Instruction
Among the entries that follow, tally the lines with the string "international". Give no more than the number.

Saved entries:
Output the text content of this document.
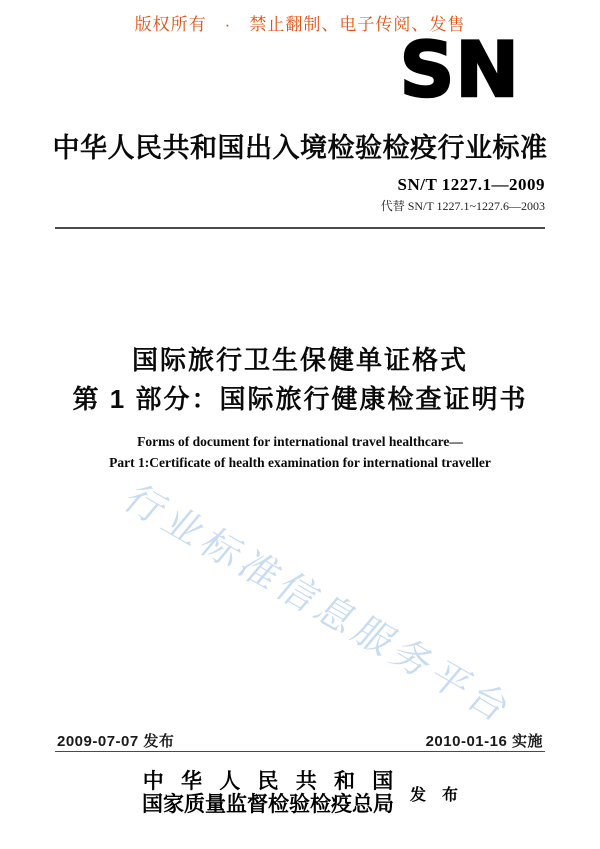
版权所有　·　禁止翻制、电子传阅、发售
SN
中华人民共和国出入境检验检疫行业标准
SN/T 1227.1—2009
代替 SN/T 1227.1~1227.6—2003
国际旅行卫生保健单证格式
第 1 部分：国际旅行健康检查证明书
Forms of document for international travel healthcare—
Part 1:Certificate of health examination for international traveller
行业标准信息服务平台
2009-07-07 发布	2010-01-16 实施
中 华 人 民 共 和 国
国家质量监督检验检疫总局 发 布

Correct answer
2